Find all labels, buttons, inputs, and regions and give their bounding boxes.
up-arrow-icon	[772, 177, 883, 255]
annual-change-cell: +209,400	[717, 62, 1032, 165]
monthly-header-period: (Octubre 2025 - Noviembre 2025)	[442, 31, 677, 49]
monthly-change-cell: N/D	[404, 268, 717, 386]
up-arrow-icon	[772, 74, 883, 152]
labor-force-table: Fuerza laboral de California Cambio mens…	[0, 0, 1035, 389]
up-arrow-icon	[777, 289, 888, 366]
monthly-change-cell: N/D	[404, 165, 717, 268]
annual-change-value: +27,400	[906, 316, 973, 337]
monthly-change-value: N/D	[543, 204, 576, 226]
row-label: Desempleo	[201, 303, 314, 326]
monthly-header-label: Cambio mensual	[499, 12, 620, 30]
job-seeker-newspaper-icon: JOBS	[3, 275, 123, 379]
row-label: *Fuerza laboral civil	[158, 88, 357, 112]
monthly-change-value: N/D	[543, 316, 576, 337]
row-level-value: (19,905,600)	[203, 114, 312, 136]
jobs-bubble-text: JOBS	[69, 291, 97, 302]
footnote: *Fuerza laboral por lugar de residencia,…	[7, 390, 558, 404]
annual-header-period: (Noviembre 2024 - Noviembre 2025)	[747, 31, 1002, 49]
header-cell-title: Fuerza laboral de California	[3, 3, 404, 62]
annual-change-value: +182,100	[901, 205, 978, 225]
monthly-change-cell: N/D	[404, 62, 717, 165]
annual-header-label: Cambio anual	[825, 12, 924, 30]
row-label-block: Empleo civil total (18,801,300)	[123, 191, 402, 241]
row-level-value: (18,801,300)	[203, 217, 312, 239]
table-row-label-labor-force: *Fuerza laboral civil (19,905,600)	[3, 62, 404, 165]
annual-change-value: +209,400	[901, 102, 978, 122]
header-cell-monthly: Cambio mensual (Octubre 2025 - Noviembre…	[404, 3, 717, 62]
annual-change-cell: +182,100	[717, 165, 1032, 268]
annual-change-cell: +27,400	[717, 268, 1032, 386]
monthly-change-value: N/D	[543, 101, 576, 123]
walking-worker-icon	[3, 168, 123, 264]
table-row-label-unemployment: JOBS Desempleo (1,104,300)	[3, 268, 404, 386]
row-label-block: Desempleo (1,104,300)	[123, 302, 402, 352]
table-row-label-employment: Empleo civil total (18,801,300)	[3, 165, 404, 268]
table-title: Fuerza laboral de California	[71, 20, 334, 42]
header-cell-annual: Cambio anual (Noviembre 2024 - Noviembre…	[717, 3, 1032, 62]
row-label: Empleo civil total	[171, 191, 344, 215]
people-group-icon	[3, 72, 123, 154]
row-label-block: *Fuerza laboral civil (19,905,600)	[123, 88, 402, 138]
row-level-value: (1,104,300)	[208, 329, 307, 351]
###
**Requirements**
Please write out the records above again, substituting "increase-arrow-icon" for each occurrence of "up-arrow-icon" and keeping every other character the same.

**Final answer**
Find all labels, buttons, inputs, and regions and give their bounding boxes.
increase-arrow-icon	[772, 177, 883, 255]
annual-change-cell: +209,400	[717, 62, 1032, 165]
monthly-header-period: (Octubre 2025 - Noviembre 2025)	[442, 31, 677, 49]
monthly-change-cell: N/D	[404, 268, 717, 386]
increase-arrow-icon	[772, 74, 883, 152]
labor-force-table: Fuerza laboral de California Cambio mens…	[0, 0, 1035, 389]
increase-arrow-icon	[777, 289, 888, 366]
monthly-change-cell: N/D	[404, 165, 717, 268]
annual-change-value: +27,400	[906, 316, 973, 337]
monthly-change-value: N/D	[543, 204, 576, 226]
row-label: Desempleo	[201, 303, 314, 326]
monthly-header-label: Cambio mensual	[499, 12, 620, 30]
job-seeker-newspaper-icon: JOBS	[3, 275, 123, 379]
row-label: *Fuerza laboral civil	[158, 88, 357, 112]
monthly-change-value: N/D	[543, 316, 576, 337]
row-level-value: (19,905,600)	[203, 114, 312, 136]
jobs-bubble-text: JOBS	[69, 291, 97, 302]
footnote: *Fuerza laboral por lugar de residencia,…	[7, 390, 558, 404]
annual-header-period: (Noviembre 2024 - Noviembre 2025)	[747, 31, 1002, 49]
header-cell-title: Fuerza laboral de California	[3, 3, 404, 62]
annual-change-value: +182,100	[901, 205, 978, 225]
monthly-change-cell: N/D	[404, 62, 717, 165]
annual-header-label: Cambio anual	[825, 12, 924, 30]
row-label-block: Empleo civil total (18,801,300)	[123, 191, 402, 241]
row-level-value: (18,801,300)	[203, 217, 312, 239]
table-row-label-labor-force: *Fuerza laboral civil (19,905,600)	[3, 62, 404, 165]
annual-change-value: +209,400	[901, 102, 978, 122]
header-cell-monthly: Cambio mensual (Octubre 2025 - Noviembre…	[404, 3, 717, 62]
annual-change-cell: +182,100	[717, 165, 1032, 268]
annual-change-cell: +27,400	[717, 268, 1032, 386]
monthly-change-value: N/D	[543, 101, 576, 123]
walking-worker-icon	[3, 168, 123, 264]
table-row-label-unemployment: JOBS Desempleo (1,104,300)	[3, 268, 404, 386]
row-label-block: Desempleo (1,104,300)	[123, 302, 402, 352]
table-row-label-employment: Empleo civil total (18,801,300)	[3, 165, 404, 268]
table-title: Fuerza laboral de California	[71, 20, 334, 42]
header-cell-annual: Cambio anual (Noviembre 2024 - Noviembre…	[717, 3, 1032, 62]
row-label: Empleo civil total	[171, 191, 344, 215]
people-group-icon	[3, 72, 123, 154]
row-label-block: *Fuerza laboral civil (19,905,600)	[123, 88, 402, 138]
row-level-value: (1,104,300)	[208, 329, 307, 351]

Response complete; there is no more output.